→ **Problem details**: Copy only what runs from the line containing "Decode this image" through the end of the material below, line for line, with both ends included.

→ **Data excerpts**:
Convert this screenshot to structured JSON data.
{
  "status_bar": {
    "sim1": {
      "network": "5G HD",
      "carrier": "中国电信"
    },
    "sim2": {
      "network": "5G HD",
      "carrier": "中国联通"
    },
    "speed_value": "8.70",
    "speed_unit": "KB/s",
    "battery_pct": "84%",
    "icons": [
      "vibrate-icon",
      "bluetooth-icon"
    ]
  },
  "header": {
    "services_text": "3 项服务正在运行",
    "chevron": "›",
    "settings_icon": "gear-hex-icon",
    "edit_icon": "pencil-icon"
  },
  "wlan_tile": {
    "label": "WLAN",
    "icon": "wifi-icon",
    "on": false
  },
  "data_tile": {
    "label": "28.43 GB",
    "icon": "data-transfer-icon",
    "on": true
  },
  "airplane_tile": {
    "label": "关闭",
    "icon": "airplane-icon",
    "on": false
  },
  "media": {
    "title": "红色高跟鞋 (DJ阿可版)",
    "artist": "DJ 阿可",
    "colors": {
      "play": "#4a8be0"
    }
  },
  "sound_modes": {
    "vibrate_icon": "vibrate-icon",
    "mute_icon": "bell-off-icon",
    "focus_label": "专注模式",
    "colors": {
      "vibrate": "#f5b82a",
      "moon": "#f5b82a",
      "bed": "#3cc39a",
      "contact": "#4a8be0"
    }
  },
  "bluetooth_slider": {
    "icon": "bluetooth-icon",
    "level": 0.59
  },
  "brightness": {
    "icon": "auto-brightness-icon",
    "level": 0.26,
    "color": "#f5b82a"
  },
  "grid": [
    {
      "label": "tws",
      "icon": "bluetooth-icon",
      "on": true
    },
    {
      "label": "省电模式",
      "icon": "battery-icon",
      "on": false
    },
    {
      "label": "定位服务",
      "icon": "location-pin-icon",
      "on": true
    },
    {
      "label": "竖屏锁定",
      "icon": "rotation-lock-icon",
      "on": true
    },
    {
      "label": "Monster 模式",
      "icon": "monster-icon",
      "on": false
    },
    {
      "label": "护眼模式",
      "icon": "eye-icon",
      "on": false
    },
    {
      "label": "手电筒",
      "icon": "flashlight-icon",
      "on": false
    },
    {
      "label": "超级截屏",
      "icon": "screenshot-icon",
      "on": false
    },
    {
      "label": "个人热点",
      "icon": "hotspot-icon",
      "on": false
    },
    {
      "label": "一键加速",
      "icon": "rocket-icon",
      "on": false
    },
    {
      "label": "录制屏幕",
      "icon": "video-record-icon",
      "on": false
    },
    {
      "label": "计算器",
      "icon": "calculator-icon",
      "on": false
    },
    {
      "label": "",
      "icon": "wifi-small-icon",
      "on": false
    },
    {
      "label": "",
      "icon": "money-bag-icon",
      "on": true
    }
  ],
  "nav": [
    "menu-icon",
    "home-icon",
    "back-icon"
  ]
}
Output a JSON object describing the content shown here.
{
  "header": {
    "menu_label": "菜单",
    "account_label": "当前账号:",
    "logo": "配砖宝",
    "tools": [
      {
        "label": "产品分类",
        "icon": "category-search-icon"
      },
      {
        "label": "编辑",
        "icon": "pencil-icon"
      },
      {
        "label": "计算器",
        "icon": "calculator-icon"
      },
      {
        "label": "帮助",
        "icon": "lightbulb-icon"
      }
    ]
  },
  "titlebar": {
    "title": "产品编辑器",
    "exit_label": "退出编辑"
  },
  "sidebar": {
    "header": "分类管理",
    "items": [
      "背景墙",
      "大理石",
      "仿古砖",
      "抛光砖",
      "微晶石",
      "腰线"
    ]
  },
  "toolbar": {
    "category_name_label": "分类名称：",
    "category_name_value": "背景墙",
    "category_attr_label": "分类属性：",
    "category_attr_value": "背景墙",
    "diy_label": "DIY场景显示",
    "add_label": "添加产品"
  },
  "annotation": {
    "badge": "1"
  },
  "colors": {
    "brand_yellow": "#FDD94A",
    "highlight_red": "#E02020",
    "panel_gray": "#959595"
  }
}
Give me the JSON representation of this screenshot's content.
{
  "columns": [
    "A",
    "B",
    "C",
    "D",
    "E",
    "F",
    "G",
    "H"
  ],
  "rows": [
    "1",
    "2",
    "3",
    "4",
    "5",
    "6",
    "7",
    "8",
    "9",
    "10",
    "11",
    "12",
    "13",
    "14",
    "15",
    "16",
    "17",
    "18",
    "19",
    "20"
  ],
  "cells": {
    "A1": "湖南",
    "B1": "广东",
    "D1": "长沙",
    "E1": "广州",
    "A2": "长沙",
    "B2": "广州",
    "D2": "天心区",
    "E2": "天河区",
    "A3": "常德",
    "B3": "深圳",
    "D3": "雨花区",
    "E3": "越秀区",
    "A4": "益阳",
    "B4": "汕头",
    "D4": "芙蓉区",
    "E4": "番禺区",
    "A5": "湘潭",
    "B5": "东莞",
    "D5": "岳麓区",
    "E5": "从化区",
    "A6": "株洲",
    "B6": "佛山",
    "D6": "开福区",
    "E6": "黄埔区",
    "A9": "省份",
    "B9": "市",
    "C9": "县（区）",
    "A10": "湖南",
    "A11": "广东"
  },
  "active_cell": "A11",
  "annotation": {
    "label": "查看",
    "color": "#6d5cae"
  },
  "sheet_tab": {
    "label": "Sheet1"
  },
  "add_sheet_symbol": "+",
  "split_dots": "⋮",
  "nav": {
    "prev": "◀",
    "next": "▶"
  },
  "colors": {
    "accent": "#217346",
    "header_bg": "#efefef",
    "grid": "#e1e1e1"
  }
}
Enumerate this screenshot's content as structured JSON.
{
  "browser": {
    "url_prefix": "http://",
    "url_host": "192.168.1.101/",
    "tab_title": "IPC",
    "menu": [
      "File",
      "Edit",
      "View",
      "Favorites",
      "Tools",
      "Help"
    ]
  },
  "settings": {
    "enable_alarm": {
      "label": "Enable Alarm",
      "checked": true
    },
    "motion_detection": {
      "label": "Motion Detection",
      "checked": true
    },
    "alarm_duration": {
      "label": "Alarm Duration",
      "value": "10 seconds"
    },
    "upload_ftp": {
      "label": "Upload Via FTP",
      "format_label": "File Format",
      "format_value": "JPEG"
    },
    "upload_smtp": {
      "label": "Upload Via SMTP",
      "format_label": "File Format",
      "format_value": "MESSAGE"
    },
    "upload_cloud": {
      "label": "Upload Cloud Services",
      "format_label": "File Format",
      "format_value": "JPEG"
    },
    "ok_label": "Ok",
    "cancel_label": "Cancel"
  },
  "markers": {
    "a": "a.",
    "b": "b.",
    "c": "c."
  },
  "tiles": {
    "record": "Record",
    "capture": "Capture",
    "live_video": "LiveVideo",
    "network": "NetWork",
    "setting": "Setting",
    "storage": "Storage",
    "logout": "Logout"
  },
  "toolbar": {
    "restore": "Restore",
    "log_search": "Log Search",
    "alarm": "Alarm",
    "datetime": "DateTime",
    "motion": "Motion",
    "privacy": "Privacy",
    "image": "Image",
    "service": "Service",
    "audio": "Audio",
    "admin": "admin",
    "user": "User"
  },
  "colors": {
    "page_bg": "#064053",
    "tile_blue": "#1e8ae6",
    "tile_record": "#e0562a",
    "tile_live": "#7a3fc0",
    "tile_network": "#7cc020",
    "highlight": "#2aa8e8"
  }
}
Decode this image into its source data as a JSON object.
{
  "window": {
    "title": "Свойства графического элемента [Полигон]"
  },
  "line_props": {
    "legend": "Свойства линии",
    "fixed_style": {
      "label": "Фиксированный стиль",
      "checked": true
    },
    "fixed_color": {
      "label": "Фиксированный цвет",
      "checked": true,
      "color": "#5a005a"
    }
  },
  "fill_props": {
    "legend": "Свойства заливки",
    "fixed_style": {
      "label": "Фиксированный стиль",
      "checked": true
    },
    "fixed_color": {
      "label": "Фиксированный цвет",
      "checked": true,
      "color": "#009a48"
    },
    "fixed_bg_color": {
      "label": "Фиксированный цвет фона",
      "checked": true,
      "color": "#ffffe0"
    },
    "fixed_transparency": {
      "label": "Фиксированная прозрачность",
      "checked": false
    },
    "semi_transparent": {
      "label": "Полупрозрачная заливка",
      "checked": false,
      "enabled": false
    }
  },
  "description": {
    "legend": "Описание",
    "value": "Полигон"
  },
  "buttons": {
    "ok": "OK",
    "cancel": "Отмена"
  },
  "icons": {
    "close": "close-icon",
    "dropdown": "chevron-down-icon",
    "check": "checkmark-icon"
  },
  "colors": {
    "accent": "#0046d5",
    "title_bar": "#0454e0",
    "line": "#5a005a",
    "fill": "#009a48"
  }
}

→ **Solution**:
Decode this image into its source data as a JSON object.
{
  "window": {
    "title": "Свойства графического элемента [Полигон]"
  },
  "line_props": {
    "legend": "Свойства линии",
    "fixed_style": {
      "label": "Фиксированный стиль",
      "checked": true
    },
    "fixed_color": {
      "label": "Фиксированный цвет",
      "checked": true,
      "color": "#5a005a"
    }
  },
  "fill_props": {
    "legend": "Свойства заливки",
    "fixed_style": {
      "label": "Фиксированный стиль",
      "checked": true
    },
    "fixed_color": {
      "label": "Фиксированный цвет",
      "checked": true,
      "color": "#009a48"
    },
    "fixed_bg_color": {
      "label": "Фиксированный цвет фона",
      "checked": true,
      "color": "#ffffe0"
    },
    "fixed_transparency": {
      "label": "Фиксированная прозрачность",
      "checked": false
    },
    "semi_transparent": {
      "label": "Полупрозрачная заливка",
      "checked": false,
      "enabled": false
    }
  },
  "description": {
    "legend": "Описание",
    "value": "Полигон"
  },
  "buttons": {
    "ok": "OK",
    "cancel": "Отмена"
  },
  "icons": {
    "close": "close-icon",
    "dropdown": "chevron-down-icon",
    "check": "checkmark-icon"
  },
  "colors": {
    "accent": "#0046d5",
    "title_bar": "#0454e0",
    "line": "#5a005a",
    "fill": "#009a48"
  }
}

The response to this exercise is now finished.